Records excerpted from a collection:
......
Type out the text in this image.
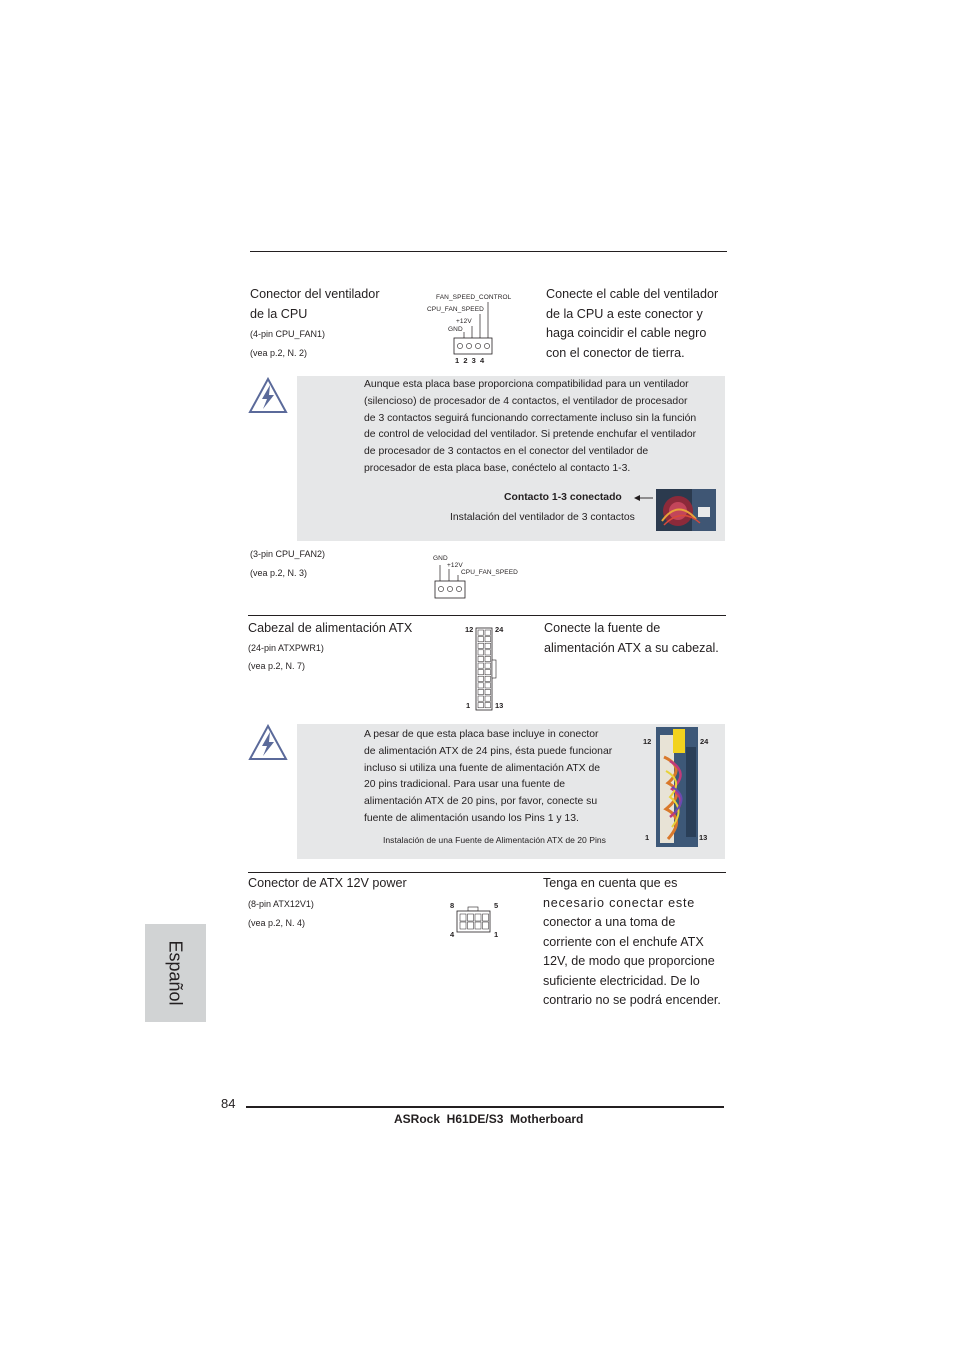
Conector del ventilador
de la CPU
(4-pin CPU_FAN1)
(vea p.2, N. 2)
FAN_SPEED_CONTROL
CPU_FAN_SPEED
+12V
GND
1  2  3  4
Conecte el cable del ventilador
de la CPU a este conector y
haga coincidir el cable negro
con el conector de tierra.
Aunque esta placa base proporciona compatibilidad para un ventilador
(silencioso) de procesador de 4 contactos, el ventilador de procesador
de 3 contactos seguirá funcionando correctamente incluso sin la función
de control de velocidad del ventilador. Si pretende enchufar el ventilador
de procesador de 3 contactos en el conector del ventilador de
procesador de esta placa base, conéctelo al contacto 1-3.
Contacto 1-3 conectado
Instalación del ventilador de 3 contactos
(3-pin CPU_FAN2)
(vea p.2, N. 3)
GND
+12V
CPU_FAN_SPEED
Cabezal de alimentación ATX
(24-pin ATXPWR1)
(vea p.2, N. 7)
12	24
1	13
Conecte la fuente de
alimentación ATX a su cabezal.
A pesar de que esta placa base incluye in conector
de alimentación ATX de 24 pins, ésta puede funcionar
incluso si utiliza una fuente de alimentación ATX de
20 pins tradicional. Para usar una fuente de
alimentación ATX de 20 pins, por favor, conecte su
fuente de alimentación usando los Pins 1 y 13.
Instalación de una Fuente de Alimentación ATX de 20 Pins
12	24
1	13
Conector de ATX 12V power
(8-pin ATX12V1)
(vea p.2, N. 4)
8	5
4	1
Tenga en cuenta que es
necesario conectar este
conector a una toma de
corriente con el enchufe ATX
12V, de modo que proporcione
suficiente electricidad. De lo
contrario no se podrá encender.
Español
84
ASRock  H61DE/S3  Motherboard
......
**The task**.
Every record above should be written out again without change, except that the pictures are left out.

**Response to the task**.
Type out the text in this image.
Conector del ventilador
de la CPU
(4-pin CPU_FAN1)
(vea p.2, N. 2)
FAN_SPEED_CONTROL
CPU_FAN_SPEED
+12V
GND
1  2  3  4
Conecte el cable del ventilador
de la CPU a este conector y
haga coincidir el cable negro
con el conector de tierra.
Aunque esta placa base proporciona compatibilidad para un ventilador
(silencioso) de procesador de 4 contactos, el ventilador de procesador
de 3 contactos seguirá funcionando correctamente incluso sin la función
de control de velocidad del ventilador. Si pretende enchufar el ventilador
de procesador de 3 contactos en el conector del ventilador de
procesador de esta placa base, conéctelo al contacto 1-3.
Contacto 1-3 conectado
Instalación del ventilador de 3 contactos
(3-pin CPU_FAN2)
(vea p.2, N. 3)
GND
+12V
CPU_FAN_SPEED
Cabezal de alimentación ATX
(24-pin ATXPWR1)
(vea p.2, N. 7)
12	24
1	13
Conecte la fuente de
alimentación ATX a su cabezal.
A pesar de que esta placa base incluye in conector
de alimentación ATX de 24 pins, ésta puede funcionar
incluso si utiliza una fuente de alimentación ATX de
20 pins tradicional. Para usar una fuente de
alimentación ATX de 20 pins, por favor, conecte su
fuente de alimentación usando los Pins 1 y 13.
Instalación de una Fuente de Alimentación ATX de 20 Pins
12	24
1	13
Conector de ATX 12V power
(8-pin ATX12V1)
(vea p.2, N. 4)
8	5
4	1
Tenga en cuenta que es
necesario conectar este
conector a una toma de
corriente con el enchufe ATX
12V, de modo que proporcione
suficiente electricidad. De lo
contrario no se podrá encender.
Español
84
ASRock  H61DE/S3  Motherboard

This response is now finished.